Restate the entries below word for word, omitting nothing.
════════
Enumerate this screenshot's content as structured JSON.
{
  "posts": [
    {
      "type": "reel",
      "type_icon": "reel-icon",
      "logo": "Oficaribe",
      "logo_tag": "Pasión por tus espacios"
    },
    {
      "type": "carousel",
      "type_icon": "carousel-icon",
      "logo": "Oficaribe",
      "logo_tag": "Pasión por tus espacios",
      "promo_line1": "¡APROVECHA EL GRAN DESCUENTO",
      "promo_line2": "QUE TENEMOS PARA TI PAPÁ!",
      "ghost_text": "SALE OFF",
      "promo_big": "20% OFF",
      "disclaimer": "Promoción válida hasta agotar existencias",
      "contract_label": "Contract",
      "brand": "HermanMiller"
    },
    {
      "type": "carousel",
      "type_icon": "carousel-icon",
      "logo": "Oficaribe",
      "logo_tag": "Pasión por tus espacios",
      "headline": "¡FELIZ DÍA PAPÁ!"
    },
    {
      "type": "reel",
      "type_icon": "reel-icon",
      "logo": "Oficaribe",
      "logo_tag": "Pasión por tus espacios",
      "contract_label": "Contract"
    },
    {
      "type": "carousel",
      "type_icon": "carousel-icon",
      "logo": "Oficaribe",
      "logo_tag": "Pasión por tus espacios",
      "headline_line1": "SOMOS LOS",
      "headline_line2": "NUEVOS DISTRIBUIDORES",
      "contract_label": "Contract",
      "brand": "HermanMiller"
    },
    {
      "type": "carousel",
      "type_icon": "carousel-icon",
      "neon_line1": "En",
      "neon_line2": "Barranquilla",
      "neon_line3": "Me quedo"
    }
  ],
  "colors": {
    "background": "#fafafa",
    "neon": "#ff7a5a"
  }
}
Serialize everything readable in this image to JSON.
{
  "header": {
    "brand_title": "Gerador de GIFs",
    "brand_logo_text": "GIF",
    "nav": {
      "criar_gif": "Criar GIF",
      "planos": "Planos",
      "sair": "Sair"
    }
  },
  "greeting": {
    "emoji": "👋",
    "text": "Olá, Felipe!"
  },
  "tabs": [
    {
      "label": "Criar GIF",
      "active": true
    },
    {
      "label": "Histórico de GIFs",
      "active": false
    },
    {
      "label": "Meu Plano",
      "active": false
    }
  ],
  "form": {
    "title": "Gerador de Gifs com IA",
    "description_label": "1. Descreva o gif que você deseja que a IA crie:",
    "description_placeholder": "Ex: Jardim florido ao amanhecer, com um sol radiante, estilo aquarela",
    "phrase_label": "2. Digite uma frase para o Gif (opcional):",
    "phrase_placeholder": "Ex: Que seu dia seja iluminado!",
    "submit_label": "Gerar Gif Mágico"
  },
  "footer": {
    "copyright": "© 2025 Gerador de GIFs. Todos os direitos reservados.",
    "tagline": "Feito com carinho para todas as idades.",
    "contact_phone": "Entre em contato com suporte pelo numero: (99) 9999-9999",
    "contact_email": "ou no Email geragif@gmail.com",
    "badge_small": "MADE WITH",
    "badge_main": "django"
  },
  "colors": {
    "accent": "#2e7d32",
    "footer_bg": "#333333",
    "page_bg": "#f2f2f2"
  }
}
════════
[Solution for this exercise]:
Enumerate this screenshot's content as structured JSON.
{
  "posts": [
    {
      "type": "reel",
      "type_icon": "reel-icon",
      "logo": "Oficaribe",
      "logo_tag": "Pasión por tus espacios"
    },
    {
      "type": "carousel",
      "type_icon": "carousel-icon",
      "logo": "Oficaribe",
      "logo_tag": "Pasión por tus espacios",
      "promo_line1": "¡APROVECHA EL GRAN DESCUENTO",
      "promo_line2": "QUE TENEMOS PARA TI PAPÁ!",
      "ghost_text": "SALE OFF",
      "promo_big": "20% OFF",
      "disclaimer": "Promoción válida hasta agotar existencias",
      "contract_label": "Contract",
      "brand": "HermanMiller"
    },
    {
      "type": "carousel",
      "type_icon": "carousel-icon",
      "logo": "Oficaribe",
      "logo_tag": "Pasión por tus espacios",
      "headline": "¡FELIZ DÍA PAPÁ!"
    },
    {
      "type": "reel",
      "type_icon": "reel-icon",
      "logo": "Oficaribe",
      "logo_tag": "Pasión por tus espacios",
      "contract_label": "Contract"
    },
    {
      "type": "carousel",
      "type_icon": "carousel-icon",
      "logo": "Oficaribe",
      "logo_tag": "Pasión por tus espacios",
      "headline_line1": "SOMOS LOS",
      "headline_line2": "NUEVOS DISTRIBUIDORES",
      "contract_label": "Contract",
      "brand": "HermanMiller"
    },
    {
      "type": "carousel",
      "type_icon": "carousel-icon",
      "neon_line1": "En",
      "neon_line2": "Barranquilla",
      "neon_line3": "Me quedo"
    }
  ],
  "colors": {
    "background": "#fafafa",
    "neon": "#ff7a5a"
  }
}
Serialize everything readable in this image to JSON.
{
  "header": {
    "brand_title": "Gerador de GIFs",
    "brand_logo_text": "GIF",
    "nav": {
      "criar_gif": "Criar GIF",
      "planos": "Planos",
      "sair": "Sair"
    }
  },
  "greeting": {
    "emoji": "👋",
    "text": "Olá, Felipe!"
  },
  "tabs": [
    {
      "label": "Criar GIF",
      "active": true
    },
    {
      "label": "Histórico de GIFs",
      "active": false
    },
    {
      "label": "Meu Plano",
      "active": false
    }
  ],
  "form": {
    "title": "Gerador de Gifs com IA",
    "description_label": "1. Descreva o gif que você deseja que a IA crie:",
    "description_placeholder": "Ex: Jardim florido ao amanhecer, com um sol radiante, estilo aquarela",
    "phrase_label": "2. Digite uma frase para o Gif (opcional):",
    "phrase_placeholder": "Ex: Que seu dia seja iluminado!",
    "submit_label": "Gerar Gif Mágico"
  },
  "footer": {
    "copyright": "© 2025 Gerador de GIFs. Todos os direitos reservados.",
    "tagline": "Feito com carinho para todas as idades.",
    "contact_phone": "Entre em contato com suporte pelo numero: (99) 9999-9999",
    "contact_email": "ou no Email geragif@gmail.com",
    "badge_small": "MADE WITH",
    "badge_main": "django"
  },
  "colors": {
    "accent": "#2e7d32",
    "footer_bg": "#333333",
    "page_bg": "#f2f2f2"
  }
}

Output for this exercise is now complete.